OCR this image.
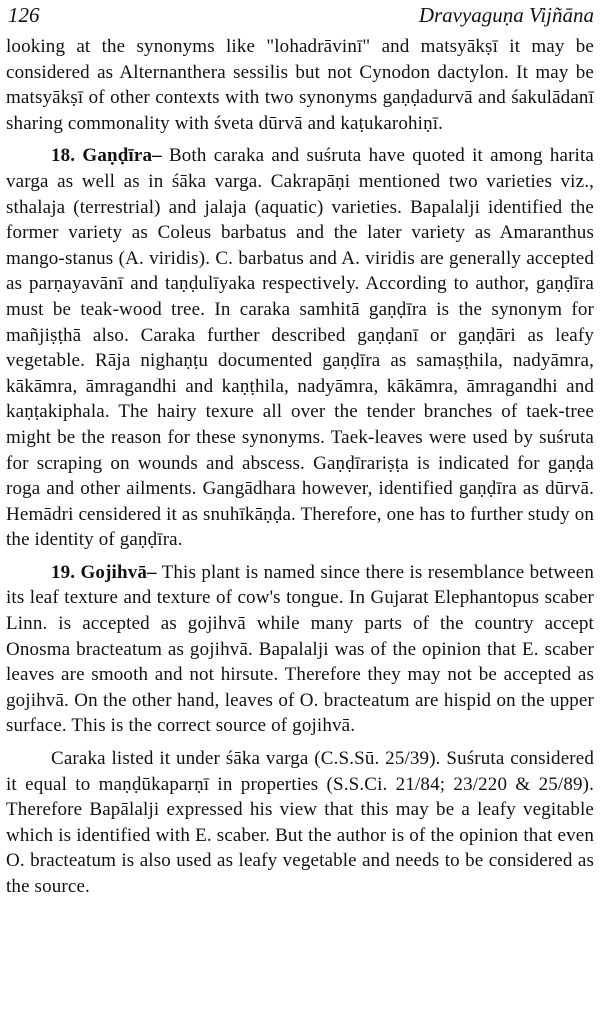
126	Dravyaguṇa Vijñāna

looking at the synonyms like "lohadrāvinī" and matsyākṣī it may be considered as Alternanthera sessilis but not Cynodon dactylon. It may be matsyākṣī of other contexts with two synonyms gaṇḍadurvā and śakulādanī sharing commonality with śveta dūrvā and kaṭukarohiṇī.

18. Gaṇḍīra– Both caraka and suśruta have quoted it among harita varga as well as in śāka varga. Cakrapāṇi mentioned two varieties viz., sthalaja (terrestrial) and jalaja (aquatic) varieties. Bapalalji identified the former variety as Coleus barbatus and the later variety as Amaranthus mango-stanus (A. viridis). C. barbatus and A. viridis are generally accepted as parṇayavānī and taṇḍulīyaka respectively. According to author, gaṇḍīra must be teak-wood tree. In caraka samhitā gaṇḍīra is the synonym for mañjiṣṭhā also. Caraka further described gaṇḍanī or gaṇḍāri as leafy vegetable. Rāja nighaṇṭu documented gaṇḍīra as samaṣṭhila, nadyāmra, kākāmra, āmragandhi and kaṇṭhila, nadyāmra, kākāmra, āmragandhi and kaṇṭakiphala. The hairy texure all over the tender branches of taek-tree might be the reason for these synonyms. Taek-leaves were used by suśruta for scraping on wounds and abscess. Gaṇḍīrariṣṭa is indicated for gaṇḍa roga and other ailments. Gangādhara however, identified gaṇḍīra as dūrvā. Hemādri censidered it as snuhīkāṇḍa. Therefore, one has to further study on the identity of gaṇḍīra.

19. Gojihvā– This plant is named since there is resemblance between its leaf texture and texture of cow's tongue. In Gujarat Elephantopus scaber Linn. is accepted as gojihvā while many parts of the country accept Onosma bracteatum as gojihvā. Bapalalji was of the opinion that E. scaber leaves are smooth and not hirsute. Therefore they may not be accepted as gojihvā. On the other hand, leaves of O. bracteatum are hispid on the upper surface. This is the correct source of gojihvā.

Caraka listed it under śāka varga (C.S.Sū. 25/39). Suśruta considered it equal to maṇḍūkaparṇī in properties (S.S.Ci. 21/84; 23/220 & 25/89). Therefore Bapālalji expressed his view that this may be a leafy vegitable which is identified with E. scaber. But the author is of the opinion that even O. bracteatum is also used as leafy vegetable and needs to be considered as the source.
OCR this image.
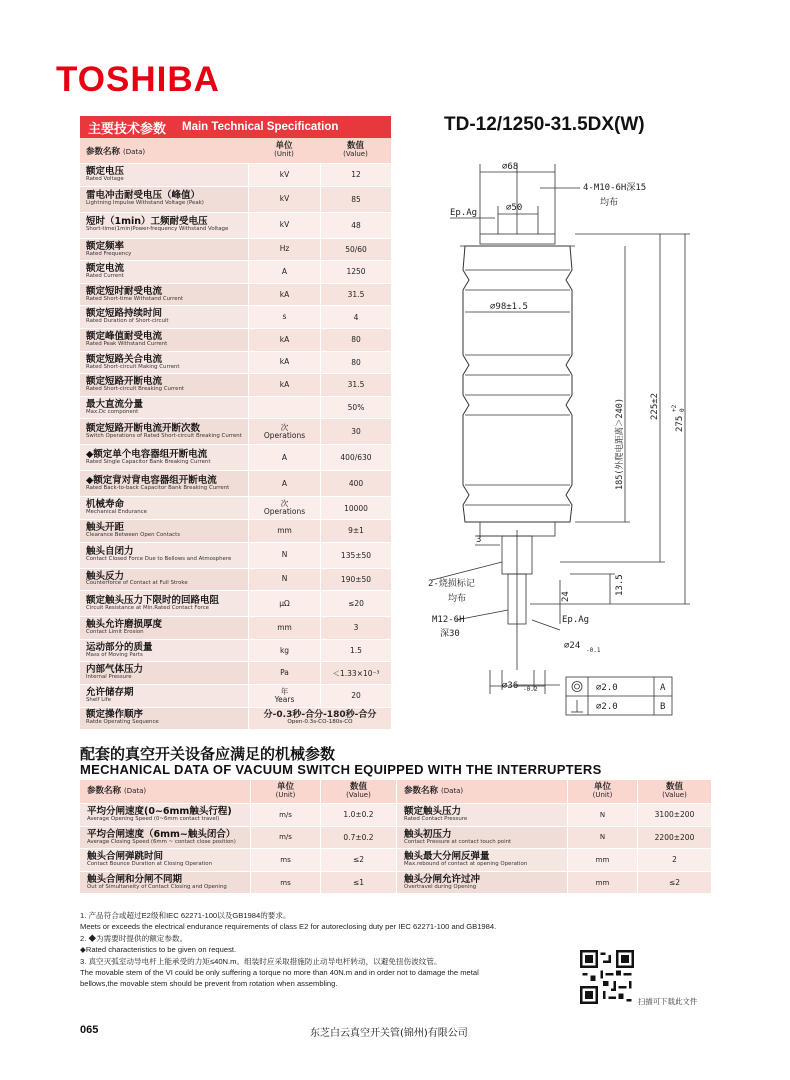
TOSHIBA
TD-12/1250-31.5DX(W)
主要技术参数 Main Technical Specification
参数名称 (Data)
单位
(Unit)
数值
(Value)
额定电压
Rated Voltage
kV	12
雷电冲击耐受电压（峰值）
Lightning Impulse Withstand Voltage (Peak)
kV	85
短时（1min）工频耐受电压
Short-time(1min)Power-frequency Withstand Voltage
kV	48
额定频率
Rated Frequency
Hz	50/60
额定电流
Rated Current
A	1250
额定短时耐受电流
Rated Short-time Withstand Current
kA	31.5
额定短路持续时间
Rated Duration of Short-circuit
s	4
额定峰值耐受电流
Rated Peak Withstand Current
kA	80
额定短路关合电流
Rated Short-circuit Making Current
kA	80
额定短路开断电流
Rated Short-circuit Breaking Current
kA	31.5
最大直流分量
Max.Dc component	50%
额定短路开断电流开断次数
Switch Operations of Rated Short-circuit Breaking Current
次
Operations	30
◆额定单个电容器组开断电流
Rated Single Capacitor Bank Breaking Current
A	400/630
◆额定背对背电容器组开断电流
Rated Back-to-back Capacitor Bank Breaking Current
A	400
机械寿命
Mechanical Endurance
次
Operations	10000
触头开距
Clearance Between Open Contacts
mm	9±1
触头自闭力
Contact Closed Force Due to Bellows and Atmosphere
N	135±50
触头反力
Counterforce of Contact at Full Stroke
N	190±50
额定触头压力下限时的回路电阻
Circuit Resistance at Min.Rated Contact Force
μΩ	≤20
触头允许磨损厚度
Contact Limit Erosion
mm	3
运动部分的质量
Mass of Moving Parts
kg	1.5
内部气体压力
Internal Pressure
Pa	＜1.33×10⁻³
允许储存期
Shelf Life
年
Years	20
额定操作顺序
Ratde Operating Sequence
分-0.3秒-合分-180秒-合分
Open-0.3s-CO-180s-CO
⌀68
4-M10-6H深15
均布
Ep.Ag	⌀50
⌀98±1.5
185(外爬电距离＞240)	225±2
275
+2 0
3
24
13.5
2-烧损标记
均布
M12-6H
深30
Ep.Ag
⌀24 -0.1
⌀36 -0.2	⌀2.0	A
⌀2.0	B
配套的真空开关设备应满足的机械参数
MECHANICAL DATA OF VACUUM SWITCH EQUIPPED WITH THE INTERRUPTERS
参数名称 (Data)	单位
(Unit)
数值
(Value)
平均分闸速度(0~6mm触头行程)
Average Opening Speed (0~6mm contact travel)
m/s	1.0±0.2
平均合闸速度（6mm~触头闭合）
Average Closing Speed (6mm ~ contact close position)
m/s	0.7±0.2
触头合闸弹跳时间
Contact Bounce Duration at Closing Operation
ms	≤2
触头合闸和分闸不同期
Out of Simultaneity of Contact Closing and Opening
ms	≤1
参数名称 (Data)	单位
(Unit)
数值
(Value)
额定触头压力
Rated Contact Pressure
N	3100±200
触头初压力
Contact Pressure at contact touch point
N	2200±200
触头最大分闸反弹量
Max.rebound of contact at opening Operation
mm	2
触头分闸允许过冲
Overtravel during Opening
mm	≤2
1. 产品符合或超过E2级和IEC 62271-100以及GB1984的要求。
Meets or exceeds the electrical endurance requirements of class E2 for autoreclosing duty per IEC 62271-100 and GB1984.
2. ◆为需要时提供的额定参数。
◆Rated characteristics to be given on request.
3. 真空灭弧室动导电杆上能承受的力矩≤40N.m。组装时应采取措施防止动导电杆转动，以避免扭伤波纹管。
The movable stem of the VI could be only suffering a torque no more than 40N.m and in order not to damage the metal
bellows,the movable stem should be prevent from rotation when assembling.
扫描可下载此文件
065	东芝白云真空开关管(锦州)有限公司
------
- _Prompt_: Find the lines with the string "synonyms" and reproduce them.

- _Full response_:
looking at the synonyms like "lohadrāvinī" and matsyākṣī it may be considered as Alternanthera sessilis but not Cynodon dactylon. It may be matsyākṣī of other contexts with two synonyms gaṇḍadurvā and śakulādanī sharing commonality with śveta dūrvā and kaṭukarohiṇī.
18. Gaṇḍīra– Both caraka and suśruta have quoted it among harita varga as well as in śāka varga. Cakrapāṇi mentioned two varieties viz., sthalaja (terrestrial) and jalaja (aquatic) varieties. Bapalalji identified the former variety as Coleus barbatus and the later variety as Amaranthus mango-stanus (A. viridis). C. barbatus and A. viridis are generally accepted as parṇayavānī and taṇḍulīyaka respectively. According to author, gaṇḍīra must be teak-wood tree. In caraka samhitā gaṇḍīra is the synonym for mañjiṣṭhā also. Caraka further described gaṇḍanī or gaṇḍāri as leafy vegetable. Rāja nighaṇṭu documented gaṇḍīra as samaṣṭhila, nadyāmra, kākāmra, āmragandhi and kaṇṭhila, nadyāmra, kākāmra, āmragandhi and kaṇṭakiphala. The hairy texure all over the tender branches of taek-tree might be the reason for these synonyms. Taek-leaves were used by suśruta for scraping on wounds and abscess. Gaṇḍīrariṣṭa is indicated for gaṇḍa roga and other ailments. Gangādhara however, identified gaṇḍīra as dūrvā. Hemādri censidered it as snuhīkāṇḍa. Therefore, one has to further study on the identity of gaṇḍīra.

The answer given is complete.